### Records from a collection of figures
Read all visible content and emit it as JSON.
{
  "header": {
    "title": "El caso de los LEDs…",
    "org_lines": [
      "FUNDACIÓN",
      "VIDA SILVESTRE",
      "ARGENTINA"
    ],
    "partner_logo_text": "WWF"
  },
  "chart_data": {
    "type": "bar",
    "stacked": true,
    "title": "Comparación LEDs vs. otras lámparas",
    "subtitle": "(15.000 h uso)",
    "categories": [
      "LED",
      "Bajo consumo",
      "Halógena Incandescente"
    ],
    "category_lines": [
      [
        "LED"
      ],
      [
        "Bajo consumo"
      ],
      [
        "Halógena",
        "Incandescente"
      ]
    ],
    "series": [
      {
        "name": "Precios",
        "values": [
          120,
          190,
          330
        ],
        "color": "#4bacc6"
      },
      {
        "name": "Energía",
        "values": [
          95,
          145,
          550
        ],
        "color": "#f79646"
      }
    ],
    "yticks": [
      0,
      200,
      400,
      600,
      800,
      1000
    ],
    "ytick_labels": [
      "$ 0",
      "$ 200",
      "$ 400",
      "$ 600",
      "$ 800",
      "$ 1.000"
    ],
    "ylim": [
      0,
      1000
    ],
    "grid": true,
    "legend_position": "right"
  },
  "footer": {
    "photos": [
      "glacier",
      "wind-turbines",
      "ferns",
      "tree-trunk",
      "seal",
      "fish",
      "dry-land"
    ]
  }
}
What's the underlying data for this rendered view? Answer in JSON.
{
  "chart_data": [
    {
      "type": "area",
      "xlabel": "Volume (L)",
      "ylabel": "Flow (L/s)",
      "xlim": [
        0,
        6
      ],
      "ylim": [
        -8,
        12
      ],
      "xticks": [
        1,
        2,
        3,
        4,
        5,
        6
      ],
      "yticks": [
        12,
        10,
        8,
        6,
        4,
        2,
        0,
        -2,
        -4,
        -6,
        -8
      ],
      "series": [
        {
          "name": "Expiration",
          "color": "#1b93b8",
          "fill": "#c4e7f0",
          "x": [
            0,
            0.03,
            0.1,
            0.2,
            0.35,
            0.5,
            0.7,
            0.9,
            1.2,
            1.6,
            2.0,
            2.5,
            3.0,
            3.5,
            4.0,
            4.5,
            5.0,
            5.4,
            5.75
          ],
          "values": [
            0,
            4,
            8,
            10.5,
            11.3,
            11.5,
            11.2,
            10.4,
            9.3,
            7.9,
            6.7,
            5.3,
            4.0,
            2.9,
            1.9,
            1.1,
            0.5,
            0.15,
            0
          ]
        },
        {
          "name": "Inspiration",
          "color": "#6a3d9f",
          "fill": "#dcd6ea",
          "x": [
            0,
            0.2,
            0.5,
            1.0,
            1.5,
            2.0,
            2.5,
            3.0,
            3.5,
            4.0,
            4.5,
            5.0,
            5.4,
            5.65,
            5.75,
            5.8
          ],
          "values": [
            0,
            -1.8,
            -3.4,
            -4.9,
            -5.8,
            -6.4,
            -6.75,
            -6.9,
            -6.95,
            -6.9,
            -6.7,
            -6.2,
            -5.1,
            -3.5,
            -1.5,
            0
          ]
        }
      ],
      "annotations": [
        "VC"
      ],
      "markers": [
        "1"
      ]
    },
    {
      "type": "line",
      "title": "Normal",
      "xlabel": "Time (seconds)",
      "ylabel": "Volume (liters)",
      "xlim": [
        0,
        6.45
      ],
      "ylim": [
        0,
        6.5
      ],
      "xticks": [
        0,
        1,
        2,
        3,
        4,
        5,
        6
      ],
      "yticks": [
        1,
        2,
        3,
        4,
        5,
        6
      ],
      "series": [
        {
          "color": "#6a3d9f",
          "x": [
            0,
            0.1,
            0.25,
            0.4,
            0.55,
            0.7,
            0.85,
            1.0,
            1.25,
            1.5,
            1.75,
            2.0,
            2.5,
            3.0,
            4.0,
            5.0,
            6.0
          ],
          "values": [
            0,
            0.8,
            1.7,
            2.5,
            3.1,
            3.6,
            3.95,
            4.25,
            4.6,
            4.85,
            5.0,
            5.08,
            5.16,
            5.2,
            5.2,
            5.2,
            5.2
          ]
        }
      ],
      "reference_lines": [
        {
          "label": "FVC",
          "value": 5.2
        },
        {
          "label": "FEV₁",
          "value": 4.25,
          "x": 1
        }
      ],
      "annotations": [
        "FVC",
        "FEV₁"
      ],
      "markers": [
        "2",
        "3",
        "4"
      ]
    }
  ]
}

### PROBLEM DETAILS
Copy, from the material above, each line in which the string "xlabel" occurs.

### FINISHED EXERCISE
      "xlabel": "Volume (L)",
      "xlabel": "Time (seconds)",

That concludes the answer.